*Exercise goal*
Determine how many lines of the records include "яких", and answer with the number alone.
··· Input rows ···
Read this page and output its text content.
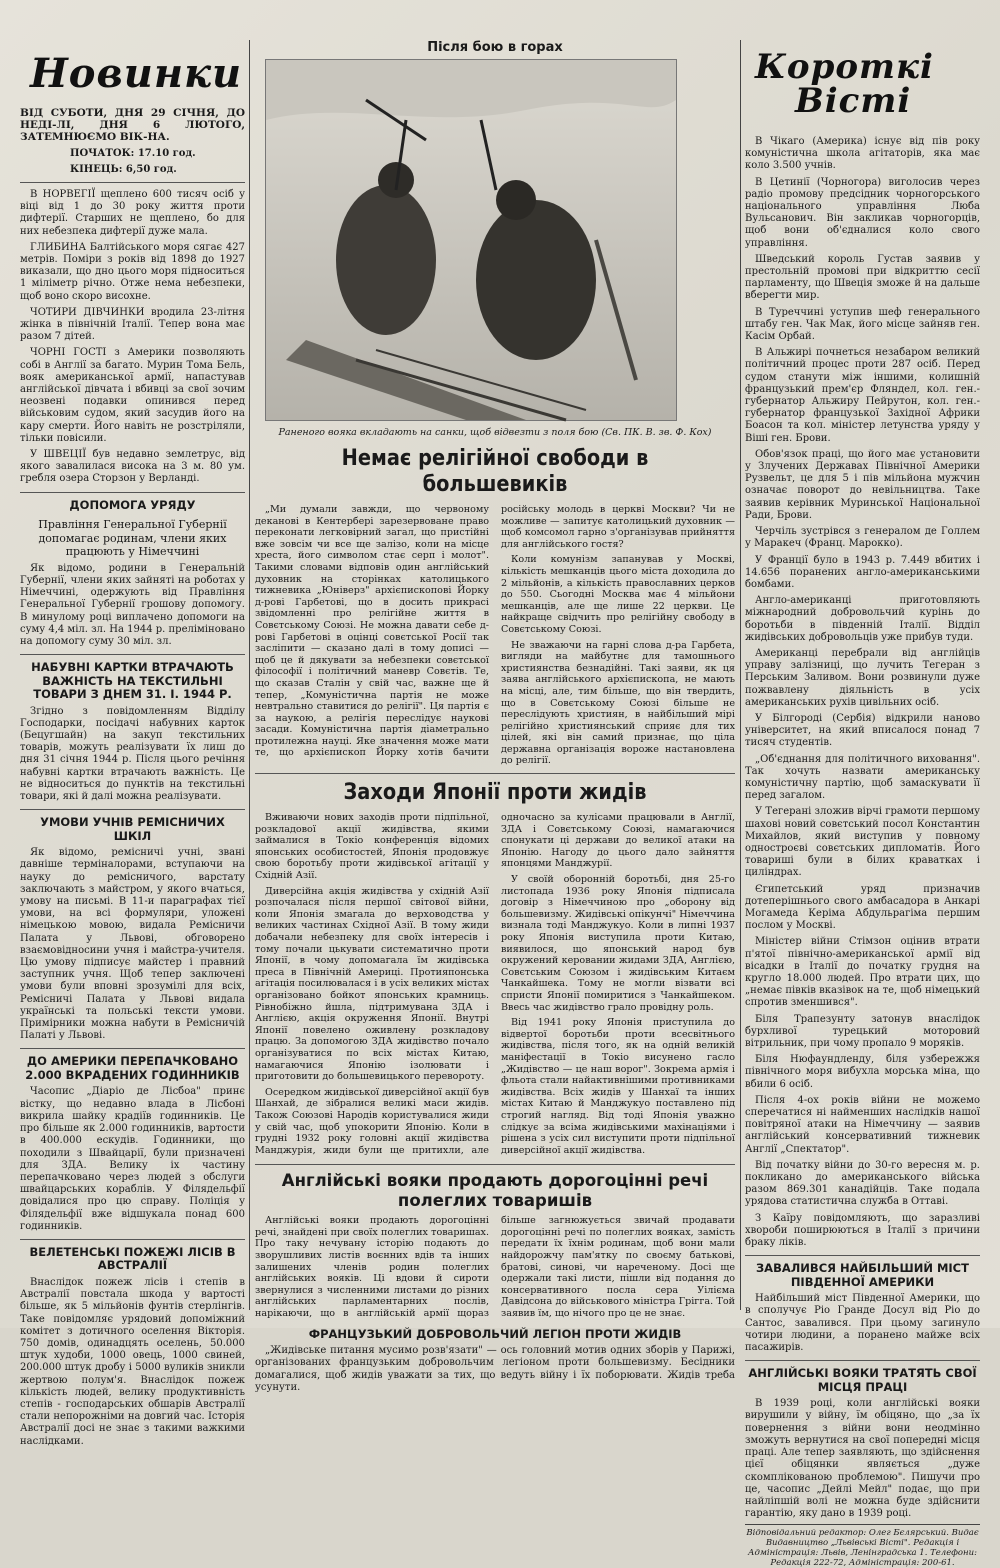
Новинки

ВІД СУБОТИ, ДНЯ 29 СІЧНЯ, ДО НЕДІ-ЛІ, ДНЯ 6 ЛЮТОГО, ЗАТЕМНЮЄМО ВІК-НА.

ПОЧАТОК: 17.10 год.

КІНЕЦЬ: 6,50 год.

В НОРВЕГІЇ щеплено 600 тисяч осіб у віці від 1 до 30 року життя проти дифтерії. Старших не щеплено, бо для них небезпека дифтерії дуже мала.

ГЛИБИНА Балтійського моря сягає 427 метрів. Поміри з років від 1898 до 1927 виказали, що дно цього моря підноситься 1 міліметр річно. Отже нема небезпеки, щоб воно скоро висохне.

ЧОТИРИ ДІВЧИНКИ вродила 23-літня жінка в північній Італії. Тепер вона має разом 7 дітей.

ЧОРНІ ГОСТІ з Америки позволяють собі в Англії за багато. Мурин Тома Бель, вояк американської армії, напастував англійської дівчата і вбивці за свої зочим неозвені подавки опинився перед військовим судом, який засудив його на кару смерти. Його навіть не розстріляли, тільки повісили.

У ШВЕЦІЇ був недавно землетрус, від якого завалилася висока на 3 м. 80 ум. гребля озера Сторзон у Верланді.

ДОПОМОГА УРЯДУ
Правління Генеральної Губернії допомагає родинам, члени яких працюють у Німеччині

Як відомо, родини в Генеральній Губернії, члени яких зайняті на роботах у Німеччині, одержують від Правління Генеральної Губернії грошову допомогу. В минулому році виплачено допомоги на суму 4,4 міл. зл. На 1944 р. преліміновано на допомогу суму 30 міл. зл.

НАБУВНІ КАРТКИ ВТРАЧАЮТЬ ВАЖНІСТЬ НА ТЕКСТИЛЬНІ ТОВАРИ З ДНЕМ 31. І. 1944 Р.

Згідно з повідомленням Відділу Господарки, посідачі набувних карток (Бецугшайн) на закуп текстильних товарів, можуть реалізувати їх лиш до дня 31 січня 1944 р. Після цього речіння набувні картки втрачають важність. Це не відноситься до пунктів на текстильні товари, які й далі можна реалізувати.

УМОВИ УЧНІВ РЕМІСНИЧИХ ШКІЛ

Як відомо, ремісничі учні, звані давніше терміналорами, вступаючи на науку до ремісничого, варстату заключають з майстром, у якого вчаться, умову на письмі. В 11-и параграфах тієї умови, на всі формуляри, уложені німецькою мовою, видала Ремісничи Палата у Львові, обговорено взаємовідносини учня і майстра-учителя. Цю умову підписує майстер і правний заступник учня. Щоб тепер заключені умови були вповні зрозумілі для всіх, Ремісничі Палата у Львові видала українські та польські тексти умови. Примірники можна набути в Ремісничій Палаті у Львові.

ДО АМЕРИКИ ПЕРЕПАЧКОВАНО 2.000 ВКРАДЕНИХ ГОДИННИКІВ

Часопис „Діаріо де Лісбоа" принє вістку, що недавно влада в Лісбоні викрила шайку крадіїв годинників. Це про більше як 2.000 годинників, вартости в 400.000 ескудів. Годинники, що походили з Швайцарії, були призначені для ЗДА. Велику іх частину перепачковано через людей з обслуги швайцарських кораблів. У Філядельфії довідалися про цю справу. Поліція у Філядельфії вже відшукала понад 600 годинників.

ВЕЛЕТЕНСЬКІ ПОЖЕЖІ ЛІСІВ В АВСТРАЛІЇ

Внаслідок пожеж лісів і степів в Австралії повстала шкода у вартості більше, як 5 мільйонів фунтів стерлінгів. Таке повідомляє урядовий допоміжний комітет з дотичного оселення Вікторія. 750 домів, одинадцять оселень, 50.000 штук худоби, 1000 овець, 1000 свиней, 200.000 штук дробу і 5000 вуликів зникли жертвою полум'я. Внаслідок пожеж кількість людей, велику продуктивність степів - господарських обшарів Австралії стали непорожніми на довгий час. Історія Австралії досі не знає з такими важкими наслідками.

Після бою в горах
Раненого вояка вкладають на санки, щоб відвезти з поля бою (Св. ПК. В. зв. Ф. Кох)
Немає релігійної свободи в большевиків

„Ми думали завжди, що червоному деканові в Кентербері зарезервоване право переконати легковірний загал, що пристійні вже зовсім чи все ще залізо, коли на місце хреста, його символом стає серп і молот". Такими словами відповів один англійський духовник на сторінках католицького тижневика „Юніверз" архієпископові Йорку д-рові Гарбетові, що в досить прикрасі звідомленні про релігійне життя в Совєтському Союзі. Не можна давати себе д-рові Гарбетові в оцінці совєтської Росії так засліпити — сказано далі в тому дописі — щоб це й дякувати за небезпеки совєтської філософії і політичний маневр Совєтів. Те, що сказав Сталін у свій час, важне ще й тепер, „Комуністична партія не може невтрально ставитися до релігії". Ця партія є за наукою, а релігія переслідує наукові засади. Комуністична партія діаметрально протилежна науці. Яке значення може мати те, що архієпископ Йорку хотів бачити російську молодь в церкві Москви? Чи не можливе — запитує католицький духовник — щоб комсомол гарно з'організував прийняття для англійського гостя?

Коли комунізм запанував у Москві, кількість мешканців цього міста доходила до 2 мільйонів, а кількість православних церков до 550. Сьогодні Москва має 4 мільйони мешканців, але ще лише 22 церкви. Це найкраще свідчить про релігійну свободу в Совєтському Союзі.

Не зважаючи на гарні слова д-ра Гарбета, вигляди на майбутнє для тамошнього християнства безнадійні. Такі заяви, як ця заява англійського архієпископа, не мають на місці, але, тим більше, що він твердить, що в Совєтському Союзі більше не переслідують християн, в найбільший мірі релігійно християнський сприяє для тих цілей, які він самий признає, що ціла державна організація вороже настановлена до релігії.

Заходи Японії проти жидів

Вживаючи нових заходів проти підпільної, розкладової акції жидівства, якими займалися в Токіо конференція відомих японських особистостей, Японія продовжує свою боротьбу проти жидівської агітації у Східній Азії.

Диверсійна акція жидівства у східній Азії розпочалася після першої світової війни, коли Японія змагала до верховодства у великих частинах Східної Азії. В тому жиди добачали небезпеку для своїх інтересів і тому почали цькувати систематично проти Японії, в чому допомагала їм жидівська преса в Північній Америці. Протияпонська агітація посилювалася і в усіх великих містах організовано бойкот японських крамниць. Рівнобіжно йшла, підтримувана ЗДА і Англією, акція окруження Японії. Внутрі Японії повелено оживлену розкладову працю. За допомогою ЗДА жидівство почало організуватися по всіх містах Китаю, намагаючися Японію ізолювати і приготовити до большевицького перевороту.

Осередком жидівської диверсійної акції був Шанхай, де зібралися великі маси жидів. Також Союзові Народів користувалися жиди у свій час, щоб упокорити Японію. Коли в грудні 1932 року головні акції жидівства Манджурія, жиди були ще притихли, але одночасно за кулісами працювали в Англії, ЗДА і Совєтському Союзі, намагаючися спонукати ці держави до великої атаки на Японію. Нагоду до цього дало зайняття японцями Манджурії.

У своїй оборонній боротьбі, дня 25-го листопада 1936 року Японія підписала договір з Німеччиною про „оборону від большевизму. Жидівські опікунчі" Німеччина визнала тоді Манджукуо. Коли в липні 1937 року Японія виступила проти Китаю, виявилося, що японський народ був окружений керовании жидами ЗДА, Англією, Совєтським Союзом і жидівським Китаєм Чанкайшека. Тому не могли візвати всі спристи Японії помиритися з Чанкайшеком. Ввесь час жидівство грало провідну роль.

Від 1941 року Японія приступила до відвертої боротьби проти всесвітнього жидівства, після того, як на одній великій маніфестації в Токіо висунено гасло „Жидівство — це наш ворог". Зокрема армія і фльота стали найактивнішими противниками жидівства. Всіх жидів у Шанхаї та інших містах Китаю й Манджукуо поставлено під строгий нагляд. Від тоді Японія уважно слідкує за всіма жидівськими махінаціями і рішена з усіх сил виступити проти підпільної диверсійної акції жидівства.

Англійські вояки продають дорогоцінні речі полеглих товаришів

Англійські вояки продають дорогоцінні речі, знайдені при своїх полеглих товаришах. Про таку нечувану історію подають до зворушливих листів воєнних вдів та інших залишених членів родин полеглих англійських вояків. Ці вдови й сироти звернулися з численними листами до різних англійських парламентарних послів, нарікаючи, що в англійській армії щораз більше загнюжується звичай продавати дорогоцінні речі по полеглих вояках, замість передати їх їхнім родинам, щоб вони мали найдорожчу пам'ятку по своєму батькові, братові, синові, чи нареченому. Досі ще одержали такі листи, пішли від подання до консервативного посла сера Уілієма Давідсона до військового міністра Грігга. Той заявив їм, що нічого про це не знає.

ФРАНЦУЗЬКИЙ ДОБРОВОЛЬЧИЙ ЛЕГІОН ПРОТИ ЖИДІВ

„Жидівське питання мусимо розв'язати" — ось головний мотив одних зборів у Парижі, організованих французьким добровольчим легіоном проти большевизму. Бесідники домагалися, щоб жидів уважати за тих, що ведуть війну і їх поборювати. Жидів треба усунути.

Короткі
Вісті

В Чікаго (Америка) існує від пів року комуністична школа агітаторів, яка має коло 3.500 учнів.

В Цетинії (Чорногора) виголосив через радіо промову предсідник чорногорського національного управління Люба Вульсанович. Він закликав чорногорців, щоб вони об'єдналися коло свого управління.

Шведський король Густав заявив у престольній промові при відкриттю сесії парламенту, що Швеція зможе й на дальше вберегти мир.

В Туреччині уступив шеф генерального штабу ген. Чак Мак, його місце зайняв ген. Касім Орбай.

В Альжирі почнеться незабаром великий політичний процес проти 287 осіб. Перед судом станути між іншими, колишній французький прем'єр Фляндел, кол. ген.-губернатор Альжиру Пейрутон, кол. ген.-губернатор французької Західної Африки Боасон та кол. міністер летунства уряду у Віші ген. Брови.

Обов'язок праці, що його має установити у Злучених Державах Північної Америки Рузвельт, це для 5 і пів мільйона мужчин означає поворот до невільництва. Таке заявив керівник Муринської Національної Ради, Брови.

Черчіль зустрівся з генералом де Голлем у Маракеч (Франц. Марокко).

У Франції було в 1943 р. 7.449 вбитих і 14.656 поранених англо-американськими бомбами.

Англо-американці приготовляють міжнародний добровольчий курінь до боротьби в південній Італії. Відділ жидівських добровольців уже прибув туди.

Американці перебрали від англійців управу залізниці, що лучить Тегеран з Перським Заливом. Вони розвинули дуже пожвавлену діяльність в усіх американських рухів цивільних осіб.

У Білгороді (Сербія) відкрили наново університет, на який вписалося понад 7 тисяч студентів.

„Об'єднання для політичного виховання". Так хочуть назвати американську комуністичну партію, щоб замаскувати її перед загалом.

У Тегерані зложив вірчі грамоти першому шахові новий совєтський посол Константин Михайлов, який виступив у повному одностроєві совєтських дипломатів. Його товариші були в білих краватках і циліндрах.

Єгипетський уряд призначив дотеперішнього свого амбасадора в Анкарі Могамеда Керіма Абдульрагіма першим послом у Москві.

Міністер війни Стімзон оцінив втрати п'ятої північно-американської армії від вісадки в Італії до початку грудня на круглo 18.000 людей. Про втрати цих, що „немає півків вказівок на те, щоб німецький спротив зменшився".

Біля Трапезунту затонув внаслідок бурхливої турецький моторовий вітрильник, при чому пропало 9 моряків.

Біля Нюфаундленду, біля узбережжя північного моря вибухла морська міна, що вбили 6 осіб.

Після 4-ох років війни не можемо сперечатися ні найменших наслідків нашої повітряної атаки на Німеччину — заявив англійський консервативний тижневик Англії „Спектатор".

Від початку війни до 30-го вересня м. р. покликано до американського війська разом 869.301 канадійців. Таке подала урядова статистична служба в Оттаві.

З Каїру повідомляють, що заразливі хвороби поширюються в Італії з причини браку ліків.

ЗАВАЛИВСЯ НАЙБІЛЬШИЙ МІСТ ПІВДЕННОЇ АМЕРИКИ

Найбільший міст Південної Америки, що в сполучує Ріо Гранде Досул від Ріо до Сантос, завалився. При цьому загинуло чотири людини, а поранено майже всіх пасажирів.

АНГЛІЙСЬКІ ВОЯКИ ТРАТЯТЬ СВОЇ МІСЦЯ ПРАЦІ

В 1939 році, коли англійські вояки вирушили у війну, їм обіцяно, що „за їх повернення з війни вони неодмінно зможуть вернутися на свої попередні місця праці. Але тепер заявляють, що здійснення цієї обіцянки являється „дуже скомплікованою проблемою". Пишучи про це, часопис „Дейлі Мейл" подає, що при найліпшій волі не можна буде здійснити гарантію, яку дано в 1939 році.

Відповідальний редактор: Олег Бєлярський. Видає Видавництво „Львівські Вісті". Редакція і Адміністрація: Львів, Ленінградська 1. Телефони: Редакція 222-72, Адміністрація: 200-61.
···
··· Input rows ···
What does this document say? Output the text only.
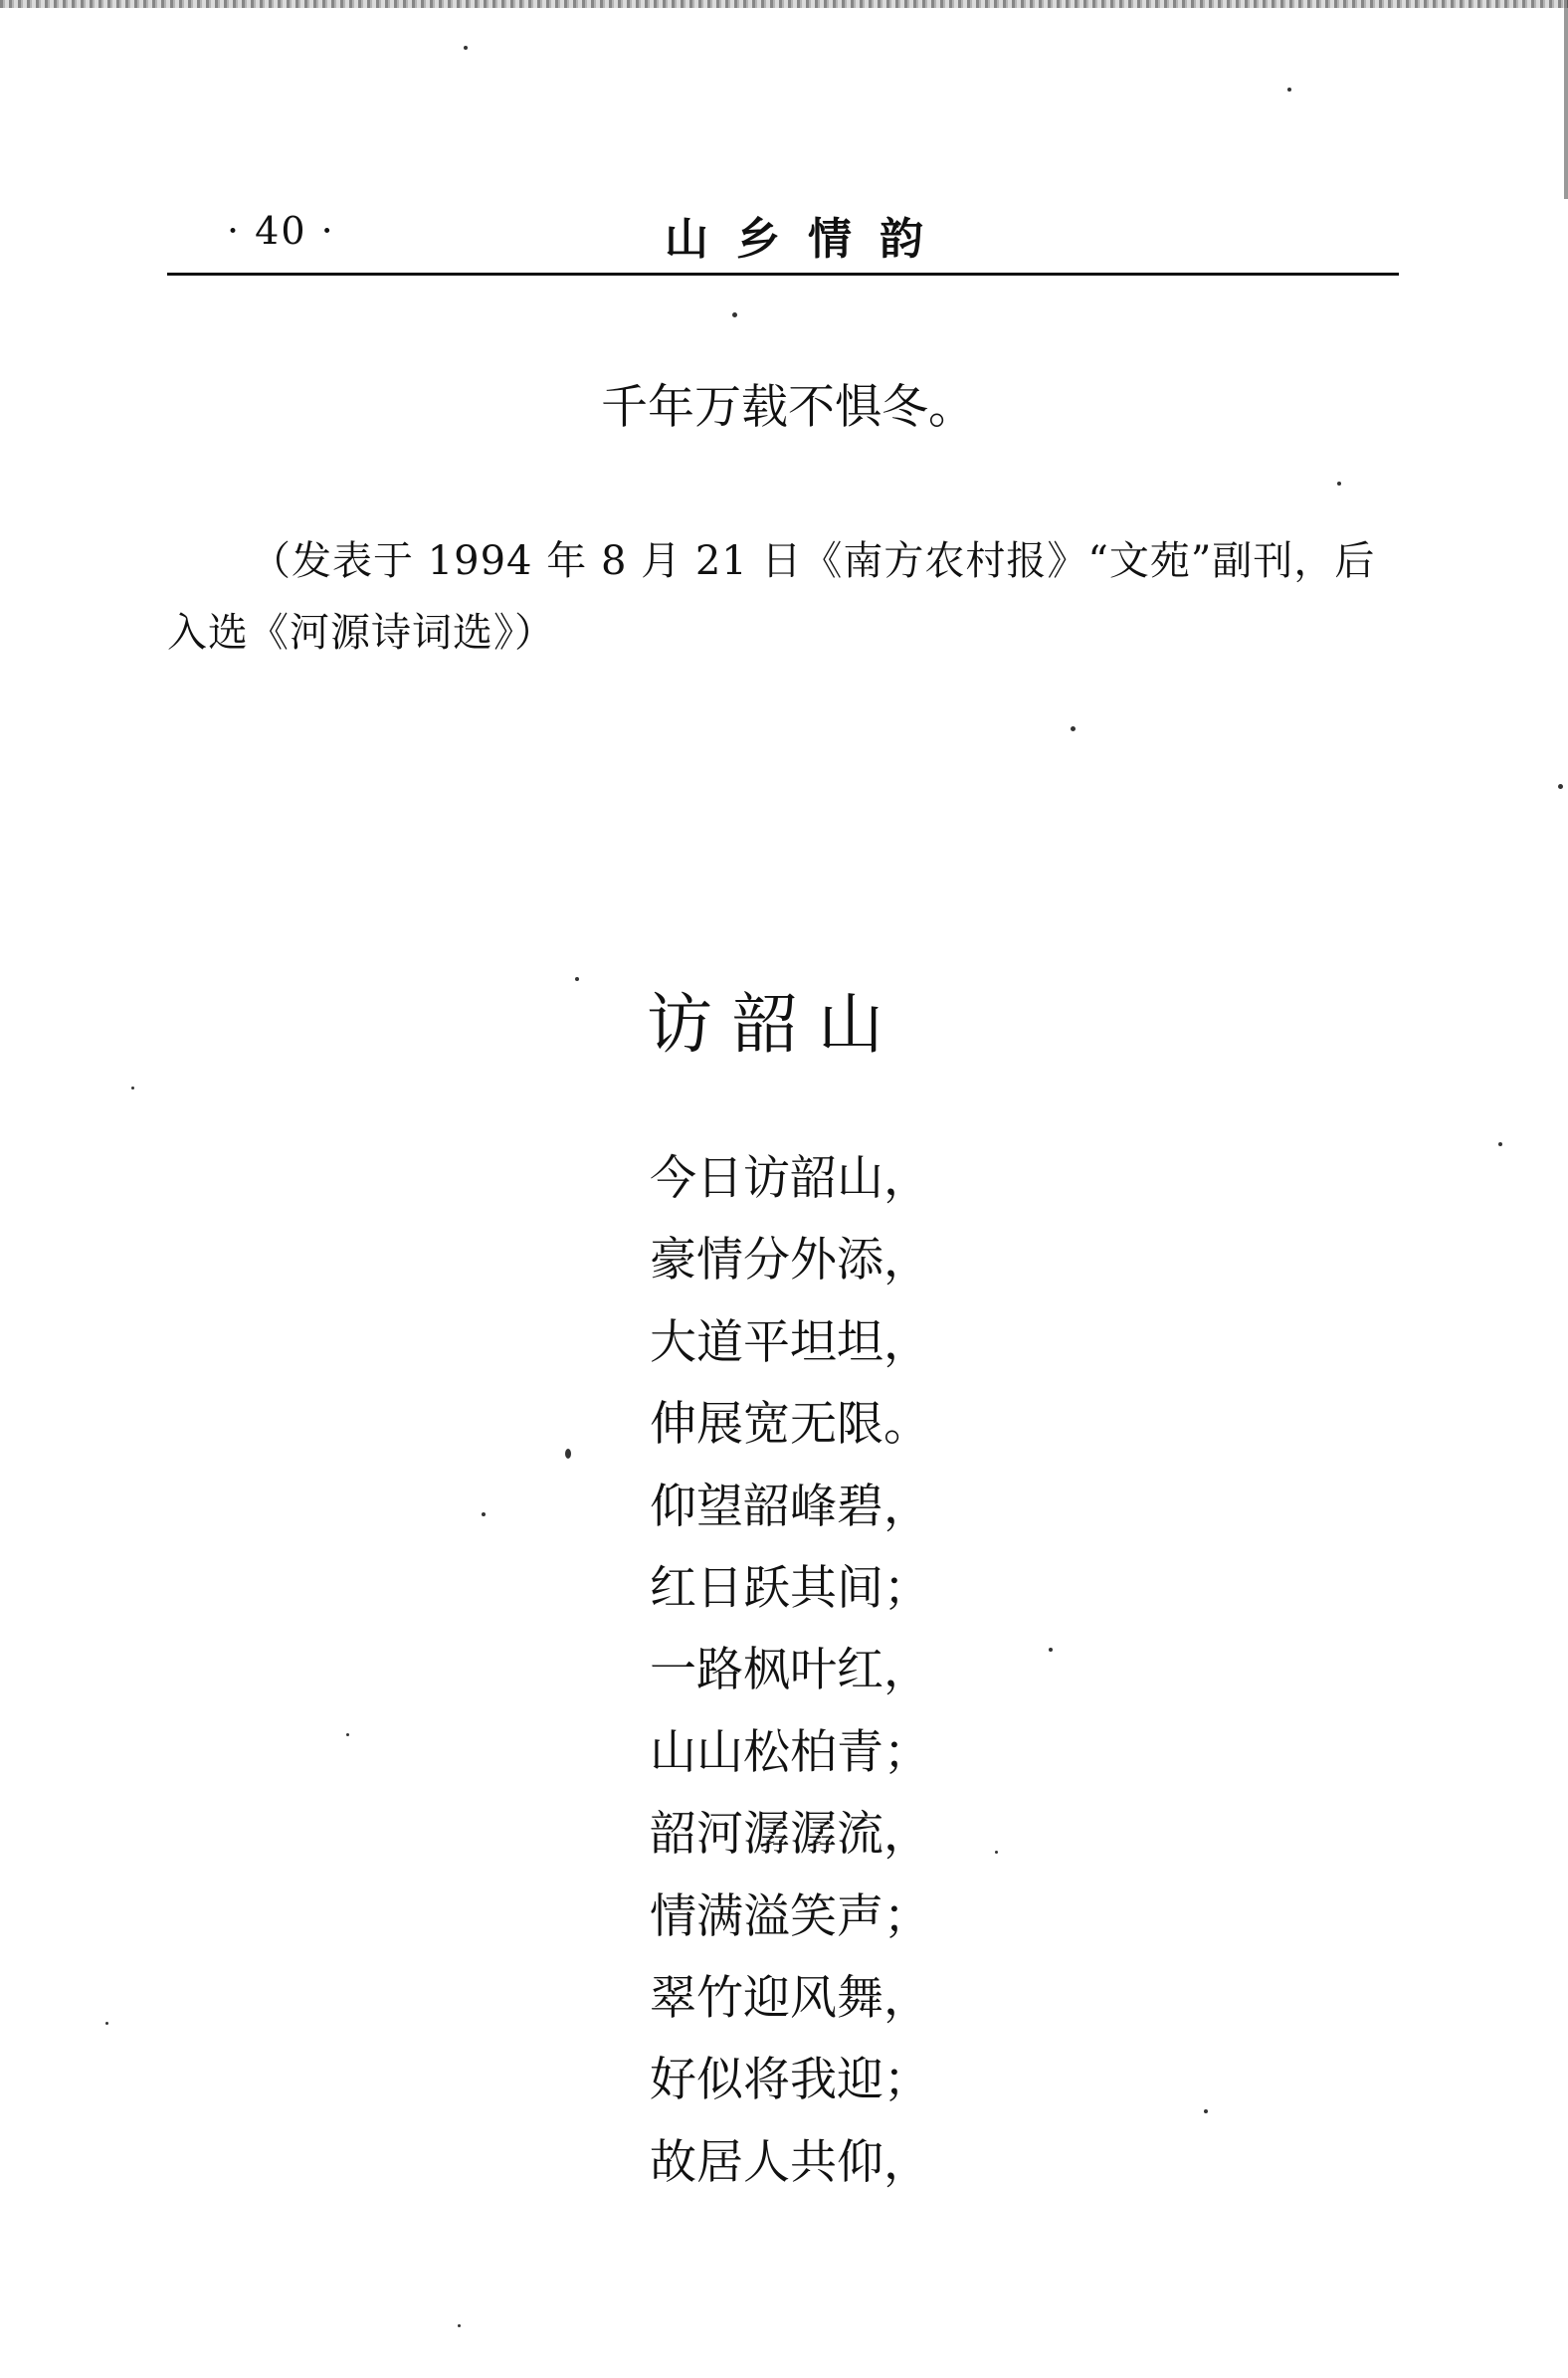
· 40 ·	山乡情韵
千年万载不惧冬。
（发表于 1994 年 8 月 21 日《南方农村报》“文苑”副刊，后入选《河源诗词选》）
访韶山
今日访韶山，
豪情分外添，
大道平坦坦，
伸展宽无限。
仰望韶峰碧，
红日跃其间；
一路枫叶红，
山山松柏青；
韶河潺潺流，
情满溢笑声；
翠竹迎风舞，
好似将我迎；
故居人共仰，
···
*Final result*
2